Every entry should be repeated exactly. Omit the pictures.

Dataset records on visual material:
□ □ □ □ □ □ □

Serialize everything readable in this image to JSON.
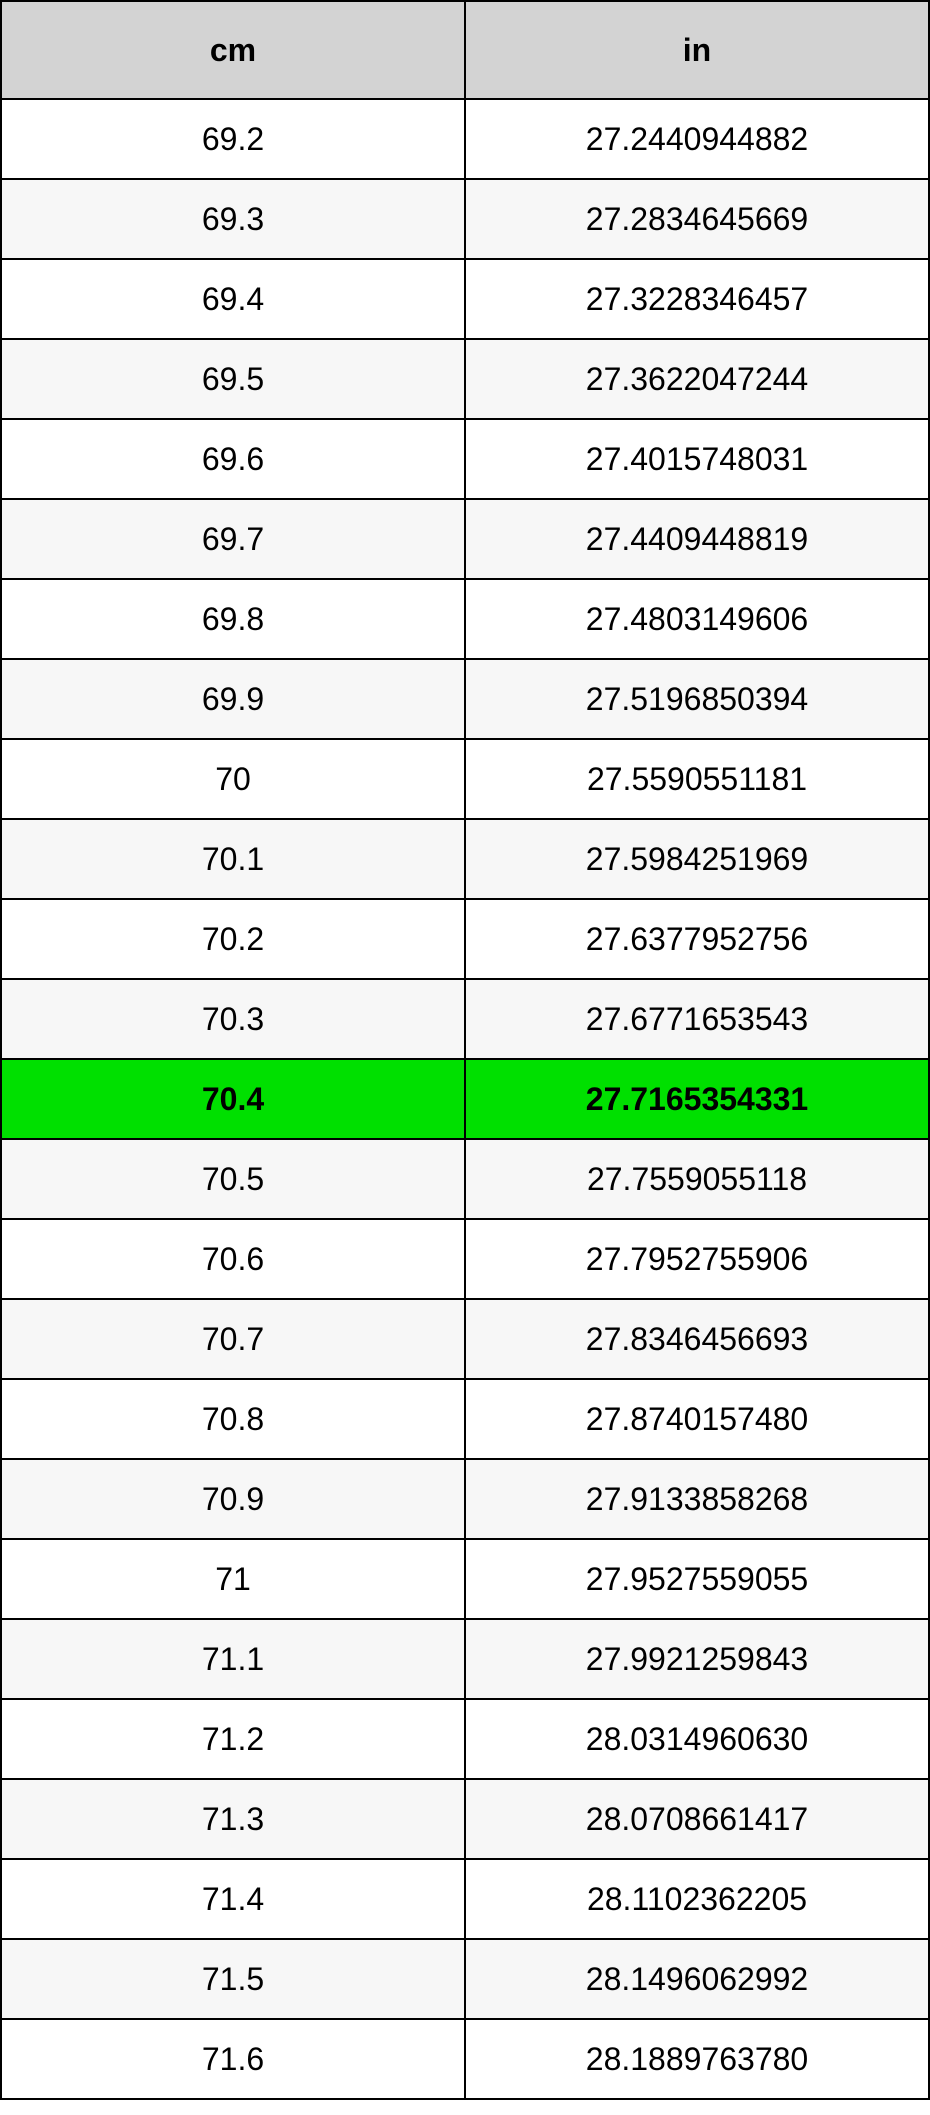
{
  "table": {
    "type": "table",
    "columns": [
      "cm",
      "in"
    ],
    "header_background": "#d3d3d3",
    "header_fontsize": 32,
    "header_fontweight": "bold",
    "cell_fontsize": 32,
    "border_color": "#000000",
    "row_bg_odd": "#ffffff",
    "row_bg_even": "#f7f7f7",
    "highlight_bg": "#00e000",
    "column_widths_pct": [
      50,
      50
    ],
    "highlight_row_index": 12,
    "rows": [
      [
        "69.2",
        "27.2440944882"
      ],
      [
        "69.3",
        "27.2834645669"
      ],
      [
        "69.4",
        "27.3228346457"
      ],
      [
        "69.5",
        "27.3622047244"
      ],
      [
        "69.6",
        "27.4015748031"
      ],
      [
        "69.7",
        "27.4409448819"
      ],
      [
        "69.8",
        "27.4803149606"
      ],
      [
        "69.9",
        "27.5196850394"
      ],
      [
        "70",
        "27.5590551181"
      ],
      [
        "70.1",
        "27.5984251969"
      ],
      [
        "70.2",
        "27.6377952756"
      ],
      [
        "70.3",
        "27.6771653543"
      ],
      [
        "70.4",
        "27.7165354331"
      ],
      [
        "70.5",
        "27.7559055118"
      ],
      [
        "70.6",
        "27.7952755906"
      ],
      [
        "70.7",
        "27.8346456693"
      ],
      [
        "70.8",
        "27.8740157480"
      ],
      [
        "70.9",
        "27.9133858268"
      ],
      [
        "71",
        "27.9527559055"
      ],
      [
        "71.1",
        "27.9921259843"
      ],
      [
        "71.2",
        "28.0314960630"
      ],
      [
        "71.3",
        "28.0708661417"
      ],
      [
        "71.4",
        "28.1102362205"
      ],
      [
        "71.5",
        "28.1496062992"
      ],
      [
        "71.6",
        "28.1889763780"
      ]
    ]
  }
}
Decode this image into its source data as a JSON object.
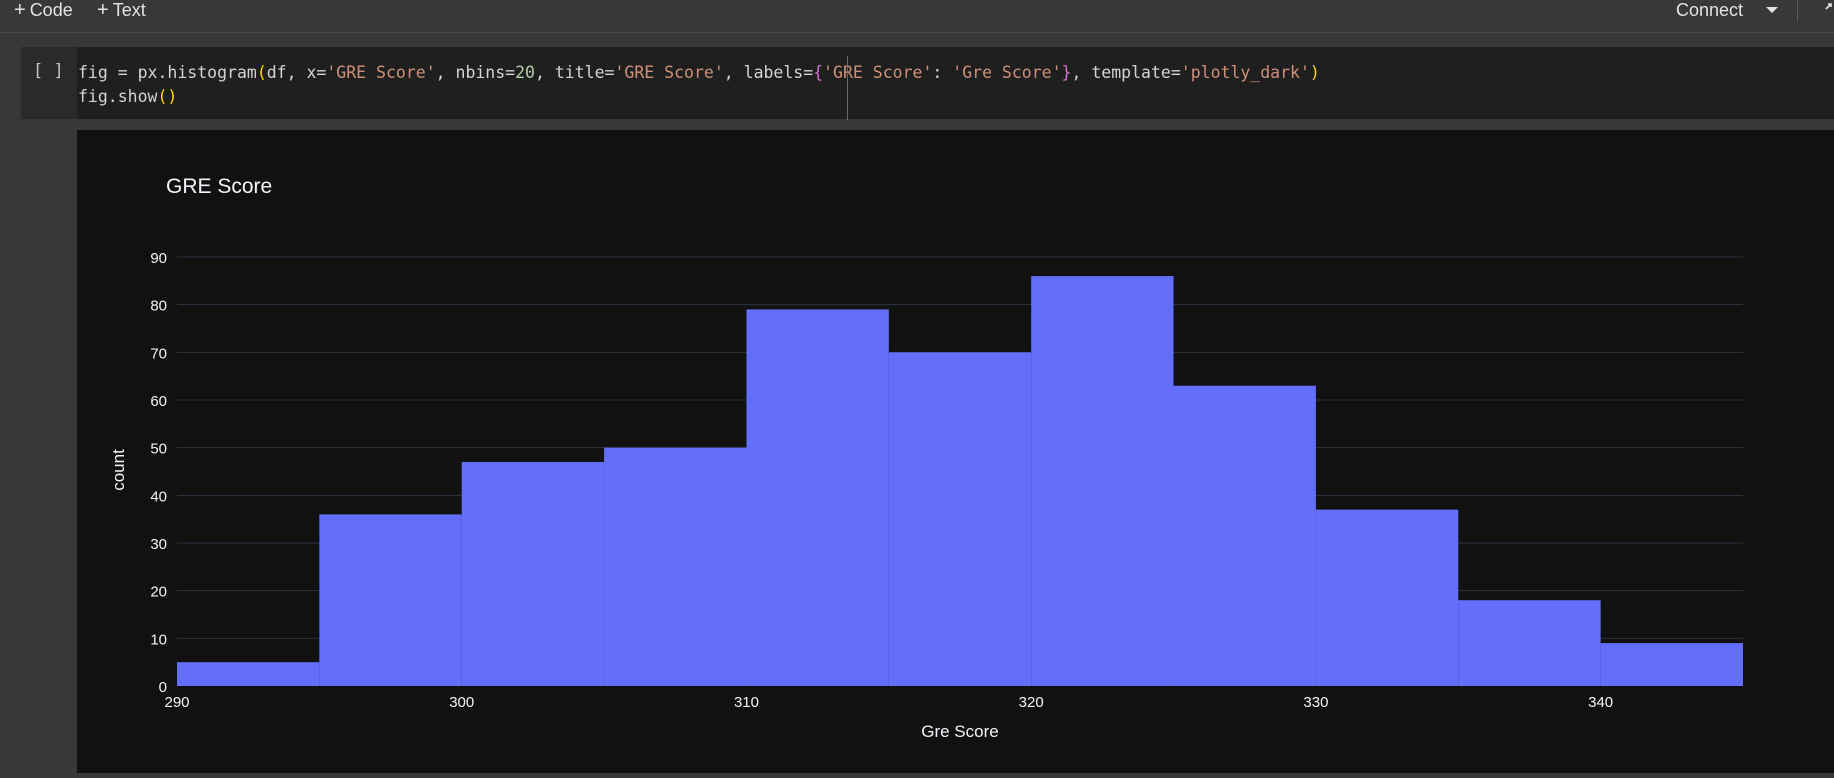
{
  "toolbar": {
    "code_label": "Code",
    "text_label": "Text",
    "connect_label": "Connect"
  },
  "cell": {
    "run_bracket": "[ ]",
    "code_line_1_parts": {
      "a": "fig = px.histogram",
      "paren_open": "(",
      "b": "df, x=",
      "s1": "'GRE Score'",
      "c": ", nbins=",
      "n1": "20",
      "d": ", title=",
      "s2": "'GRE Score'",
      "e": ", labels=",
      "brace_open": "{",
      "s3": "'GRE Score'",
      "f": ": ",
      "s4": "'Gre Score'",
      "brace_close": "}",
      "g": ", template=",
      "s5": "'plotly_dark'",
      "paren_close": ")"
    },
    "code_line_2_parts": {
      "a": "fig.show",
      "paren": "()"
    }
  },
  "colors": {
    "bar": "#636efa",
    "plot_bg": "#111111",
    "grid": "#283442",
    "text": "#f2f5fa"
  },
  "chart_data": {
    "type": "bar",
    "title": "GRE Score",
    "xlabel": "Gre Score",
    "ylabel": "count",
    "bins": [
      {
        "x0": 290,
        "x1": 295,
        "count": 5
      },
      {
        "x0": 295,
        "x1": 300,
        "count": 36
      },
      {
        "x0": 300,
        "x1": 305,
        "count": 47
      },
      {
        "x0": 305,
        "x1": 310,
        "count": 50
      },
      {
        "x0": 310,
        "x1": 315,
        "count": 79
      },
      {
        "x0": 315,
        "x1": 320,
        "count": 70
      },
      {
        "x0": 320,
        "x1": 325,
        "count": 86
      },
      {
        "x0": 325,
        "x1": 330,
        "count": 63
      },
      {
        "x0": 330,
        "x1": 335,
        "count": 37
      },
      {
        "x0": 335,
        "x1": 340,
        "count": 18
      },
      {
        "x0": 340,
        "x1": 345,
        "count": 9
      }
    ],
    "xlim": [
      290,
      345
    ],
    "ylim": [
      0,
      90
    ],
    "xticks": [
      290,
      300,
      310,
      320,
      330,
      340
    ],
    "yticks": [
      0,
      10,
      20,
      30,
      40,
      50,
      60,
      70,
      80,
      90
    ],
    "grid": true,
    "legend": "none"
  }
}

□ □ □ □ □ □ □

▸ SOLUTION TO THIS TASK
Serialize everything readable in this image to JSON.
{
  "table": {
    "type": "table",
    "columns": [
      "cm",
      "in"
    ],
    "header_background": "#d3d3d3",
    "header_fontsize": 32,
    "header_fontweight": "bold",
    "cell_fontsize": 32,
    "border_color": "#000000",
    "row_bg_odd": "#ffffff",
    "row_bg_even": "#f7f7f7",
    "highlight_bg": "#00e000",
    "column_widths_pct": [
      50,
      50
    ],
    "highlight_row_index": 12,
    "rows": [
      [
        "69.2",
        "27.2440944882"
      ],
      [
        "69.3",
        "27.2834645669"
      ],
      [
        "69.4",
        "27.3228346457"
      ],
      [
        "69.5",
        "27.3622047244"
      ],
      [
        "69.6",
        "27.4015748031"
      ],
      [
        "69.7",
        "27.4409448819"
      ],
      [
        "69.8",
        "27.4803149606"
      ],
      [
        "69.9",
        "27.5196850394"
      ],
      [
        "70",
        "27.5590551181"
      ],
      [
        "70.1",
        "27.5984251969"
      ],
      [
        "70.2",
        "27.6377952756"
      ],
      [
        "70.3",
        "27.6771653543"
      ],
      [
        "70.4",
        "27.7165354331"
      ],
      [
        "70.5",
        "27.7559055118"
      ],
      [
        "70.6",
        "27.7952755906"
      ],
      [
        "70.7",
        "27.8346456693"
      ],
      [
        "70.8",
        "27.8740157480"
      ],
      [
        "70.9",
        "27.9133858268"
      ],
      [
        "71",
        "27.9527559055"
      ],
      [
        "71.1",
        "27.9921259843"
      ],
      [
        "71.2",
        "28.0314960630"
      ],
      [
        "71.3",
        "28.0708661417"
      ],
      [
        "71.4",
        "28.1102362205"
      ],
      [
        "71.5",
        "28.1496062992"
      ],
      [
        "71.6",
        "28.1889763780"
      ]
    ]
  }
}
Decode this image into its source data as a JSON object.
{
  "toolbar": {
    "code_label": "Code",
    "text_label": "Text",
    "connect_label": "Connect"
  },
  "cell": {
    "run_bracket": "[ ]",
    "code_line_1_parts": {
      "a": "fig = px.histogram",
      "paren_open": "(",
      "b": "df, x=",
      "s1": "'GRE Score'",
      "c": ", nbins=",
      "n1": "20",
      "d": ", title=",
      "s2": "'GRE Score'",
      "e": ", labels=",
      "brace_open": "{",
      "s3": "'GRE Score'",
      "f": ": ",
      "s4": "'Gre Score'",
      "brace_close": "}",
      "g": ", template=",
      "s5": "'plotly_dark'",
      "paren_close": ")"
    },
    "code_line_2_parts": {
      "a": "fig.show",
      "paren": "()"
    }
  },
  "colors": {
    "bar": "#636efa",
    "plot_bg": "#111111",
    "grid": "#283442",
    "text": "#f2f5fa"
  },
  "chart_data": {
    "type": "bar",
    "title": "GRE Score",
    "xlabel": "Gre Score",
    "ylabel": "count",
    "bins": [
      {
        "x0": 290,
        "x1": 295,
        "count": 5
      },
      {
        "x0": 295,
        "x1": 300,
        "count": 36
      },
      {
        "x0": 300,
        "x1": 305,
        "count": 47
      },
      {
        "x0": 305,
        "x1": 310,
        "count": 50
      },
      {
        "x0": 310,
        "x1": 315,
        "count": 79
      },
      {
        "x0": 315,
        "x1": 320,
        "count": 70
      },
      {
        "x0": 320,
        "x1": 325,
        "count": 86
      },
      {
        "x0": 325,
        "x1": 330,
        "count": 63
      },
      {
        "x0": 330,
        "x1": 335,
        "count": 37
      },
      {
        "x0": 335,
        "x1": 340,
        "count": 18
      },
      {
        "x0": 340,
        "x1": 345,
        "count": 9
      }
    ],
    "xlim": [
      290,
      345
    ],
    "ylim": [
      0,
      90
    ],
    "xticks": [
      290,
      300,
      310,
      320,
      330,
      340
    ],
    "yticks": [
      0,
      10,
      20,
      30,
      40,
      50,
      60,
      70,
      80,
      90
    ],
    "grid": true,
    "legend": "none"
  }
}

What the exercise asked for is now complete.